Given instruction — Find each line containing the word "Branco" and report how many there are. Add nothing else.

Records for this task —

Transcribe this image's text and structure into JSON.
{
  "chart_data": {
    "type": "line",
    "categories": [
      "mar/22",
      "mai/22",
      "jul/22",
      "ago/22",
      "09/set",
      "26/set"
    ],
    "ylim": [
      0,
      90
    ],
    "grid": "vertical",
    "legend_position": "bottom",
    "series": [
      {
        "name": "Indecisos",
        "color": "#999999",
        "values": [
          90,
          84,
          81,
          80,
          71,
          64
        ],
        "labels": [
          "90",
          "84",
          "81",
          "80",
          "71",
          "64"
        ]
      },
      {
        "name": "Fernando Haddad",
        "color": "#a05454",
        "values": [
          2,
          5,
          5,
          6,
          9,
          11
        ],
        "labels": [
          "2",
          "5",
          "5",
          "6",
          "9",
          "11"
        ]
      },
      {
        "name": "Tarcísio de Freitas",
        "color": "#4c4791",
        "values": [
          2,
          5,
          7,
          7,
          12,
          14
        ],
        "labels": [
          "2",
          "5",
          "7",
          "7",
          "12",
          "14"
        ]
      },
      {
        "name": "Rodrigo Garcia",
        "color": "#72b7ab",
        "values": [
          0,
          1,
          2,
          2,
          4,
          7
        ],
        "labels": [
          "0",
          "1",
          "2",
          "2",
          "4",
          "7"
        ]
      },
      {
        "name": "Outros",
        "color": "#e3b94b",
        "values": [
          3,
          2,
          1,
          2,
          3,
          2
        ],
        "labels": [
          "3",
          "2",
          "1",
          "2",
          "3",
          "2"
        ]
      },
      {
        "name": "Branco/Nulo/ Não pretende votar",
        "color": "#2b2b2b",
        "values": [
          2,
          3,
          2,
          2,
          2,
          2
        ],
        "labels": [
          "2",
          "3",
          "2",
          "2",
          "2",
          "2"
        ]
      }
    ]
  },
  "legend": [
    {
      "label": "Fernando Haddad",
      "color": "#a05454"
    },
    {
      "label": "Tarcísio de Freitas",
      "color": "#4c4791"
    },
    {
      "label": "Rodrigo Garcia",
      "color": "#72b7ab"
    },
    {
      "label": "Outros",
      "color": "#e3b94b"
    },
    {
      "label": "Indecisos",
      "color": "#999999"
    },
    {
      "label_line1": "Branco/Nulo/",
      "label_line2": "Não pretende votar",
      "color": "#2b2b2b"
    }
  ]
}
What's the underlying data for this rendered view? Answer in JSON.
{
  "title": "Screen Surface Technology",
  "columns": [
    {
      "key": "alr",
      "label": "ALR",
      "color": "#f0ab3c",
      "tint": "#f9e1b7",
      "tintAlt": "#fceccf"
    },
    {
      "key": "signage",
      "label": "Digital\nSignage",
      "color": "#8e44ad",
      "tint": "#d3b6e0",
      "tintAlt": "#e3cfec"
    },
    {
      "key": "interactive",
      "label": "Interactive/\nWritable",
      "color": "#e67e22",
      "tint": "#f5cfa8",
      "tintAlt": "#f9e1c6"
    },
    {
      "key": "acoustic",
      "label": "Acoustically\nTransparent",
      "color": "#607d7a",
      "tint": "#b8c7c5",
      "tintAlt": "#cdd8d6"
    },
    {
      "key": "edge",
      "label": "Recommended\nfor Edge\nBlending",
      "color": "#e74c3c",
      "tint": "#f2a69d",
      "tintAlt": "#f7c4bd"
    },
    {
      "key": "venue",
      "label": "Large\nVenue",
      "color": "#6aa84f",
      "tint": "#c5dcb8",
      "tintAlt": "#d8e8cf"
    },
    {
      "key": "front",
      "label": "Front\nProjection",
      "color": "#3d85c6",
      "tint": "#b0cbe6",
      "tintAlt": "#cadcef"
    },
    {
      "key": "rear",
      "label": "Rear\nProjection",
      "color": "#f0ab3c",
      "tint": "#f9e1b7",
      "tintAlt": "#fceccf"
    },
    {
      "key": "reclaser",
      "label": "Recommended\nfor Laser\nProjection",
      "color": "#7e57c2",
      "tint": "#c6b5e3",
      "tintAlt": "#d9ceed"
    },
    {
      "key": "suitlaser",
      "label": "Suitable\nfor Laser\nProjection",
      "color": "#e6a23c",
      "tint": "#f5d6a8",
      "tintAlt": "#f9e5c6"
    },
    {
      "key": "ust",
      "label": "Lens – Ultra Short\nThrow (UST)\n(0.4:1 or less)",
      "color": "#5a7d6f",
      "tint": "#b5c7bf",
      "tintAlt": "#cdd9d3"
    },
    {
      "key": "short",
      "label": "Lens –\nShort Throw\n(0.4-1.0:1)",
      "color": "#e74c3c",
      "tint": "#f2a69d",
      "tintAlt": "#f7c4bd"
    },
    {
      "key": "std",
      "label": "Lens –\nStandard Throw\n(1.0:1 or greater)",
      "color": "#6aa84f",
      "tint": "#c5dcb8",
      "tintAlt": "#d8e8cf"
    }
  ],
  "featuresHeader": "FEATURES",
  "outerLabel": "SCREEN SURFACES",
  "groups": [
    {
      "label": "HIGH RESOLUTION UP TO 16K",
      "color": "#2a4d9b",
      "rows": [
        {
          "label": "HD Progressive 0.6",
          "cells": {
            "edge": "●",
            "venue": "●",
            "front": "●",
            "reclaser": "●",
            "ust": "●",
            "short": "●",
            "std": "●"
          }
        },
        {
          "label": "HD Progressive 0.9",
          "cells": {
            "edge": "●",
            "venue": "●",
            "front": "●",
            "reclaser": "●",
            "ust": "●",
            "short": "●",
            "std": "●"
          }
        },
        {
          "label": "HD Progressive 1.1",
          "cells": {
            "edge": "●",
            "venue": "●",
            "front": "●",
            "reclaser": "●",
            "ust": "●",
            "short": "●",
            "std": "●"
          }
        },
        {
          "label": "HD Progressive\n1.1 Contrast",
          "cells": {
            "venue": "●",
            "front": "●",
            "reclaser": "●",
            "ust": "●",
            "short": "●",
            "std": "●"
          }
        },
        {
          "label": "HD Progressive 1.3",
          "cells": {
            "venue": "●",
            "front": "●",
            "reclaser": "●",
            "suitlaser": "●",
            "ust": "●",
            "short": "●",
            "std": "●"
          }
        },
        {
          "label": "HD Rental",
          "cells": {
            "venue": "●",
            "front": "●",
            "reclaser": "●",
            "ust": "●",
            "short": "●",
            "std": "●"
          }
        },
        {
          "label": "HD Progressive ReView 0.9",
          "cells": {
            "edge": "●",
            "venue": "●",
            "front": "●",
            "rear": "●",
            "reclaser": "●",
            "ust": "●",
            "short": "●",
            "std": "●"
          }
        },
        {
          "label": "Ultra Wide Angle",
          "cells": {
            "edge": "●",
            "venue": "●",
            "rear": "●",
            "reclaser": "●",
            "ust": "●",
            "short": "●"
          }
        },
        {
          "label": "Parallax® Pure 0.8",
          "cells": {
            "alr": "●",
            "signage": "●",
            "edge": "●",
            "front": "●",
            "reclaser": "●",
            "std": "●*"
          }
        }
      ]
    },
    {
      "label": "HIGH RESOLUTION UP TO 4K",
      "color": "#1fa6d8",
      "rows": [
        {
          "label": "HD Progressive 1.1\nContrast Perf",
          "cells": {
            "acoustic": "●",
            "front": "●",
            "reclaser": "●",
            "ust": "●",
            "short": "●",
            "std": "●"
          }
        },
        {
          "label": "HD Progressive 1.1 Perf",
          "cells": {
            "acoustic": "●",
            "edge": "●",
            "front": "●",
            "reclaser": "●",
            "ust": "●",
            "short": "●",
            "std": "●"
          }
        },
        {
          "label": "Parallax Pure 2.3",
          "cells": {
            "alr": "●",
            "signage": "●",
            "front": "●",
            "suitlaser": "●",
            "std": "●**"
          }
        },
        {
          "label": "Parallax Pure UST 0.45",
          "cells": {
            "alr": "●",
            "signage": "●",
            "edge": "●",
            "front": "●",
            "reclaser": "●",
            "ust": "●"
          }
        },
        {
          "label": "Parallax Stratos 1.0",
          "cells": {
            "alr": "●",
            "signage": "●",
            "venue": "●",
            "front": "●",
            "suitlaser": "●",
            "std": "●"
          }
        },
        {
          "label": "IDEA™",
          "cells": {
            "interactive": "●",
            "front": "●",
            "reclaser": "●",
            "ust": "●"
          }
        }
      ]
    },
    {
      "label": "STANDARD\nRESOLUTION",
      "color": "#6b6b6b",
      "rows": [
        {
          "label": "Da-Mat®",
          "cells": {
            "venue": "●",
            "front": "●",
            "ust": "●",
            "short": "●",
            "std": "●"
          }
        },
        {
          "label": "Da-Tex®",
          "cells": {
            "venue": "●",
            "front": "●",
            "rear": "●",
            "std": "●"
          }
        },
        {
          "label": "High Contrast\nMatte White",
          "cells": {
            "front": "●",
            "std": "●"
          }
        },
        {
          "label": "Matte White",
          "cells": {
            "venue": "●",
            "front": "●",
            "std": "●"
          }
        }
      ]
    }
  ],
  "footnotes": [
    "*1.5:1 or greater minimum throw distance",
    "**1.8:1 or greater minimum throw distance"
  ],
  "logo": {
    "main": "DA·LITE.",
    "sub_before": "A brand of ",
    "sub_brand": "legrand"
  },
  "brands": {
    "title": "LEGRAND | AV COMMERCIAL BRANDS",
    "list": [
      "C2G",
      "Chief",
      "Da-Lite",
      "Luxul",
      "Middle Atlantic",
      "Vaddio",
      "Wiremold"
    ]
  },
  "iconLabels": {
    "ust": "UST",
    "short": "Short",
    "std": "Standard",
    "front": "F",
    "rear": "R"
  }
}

Worked answer — 2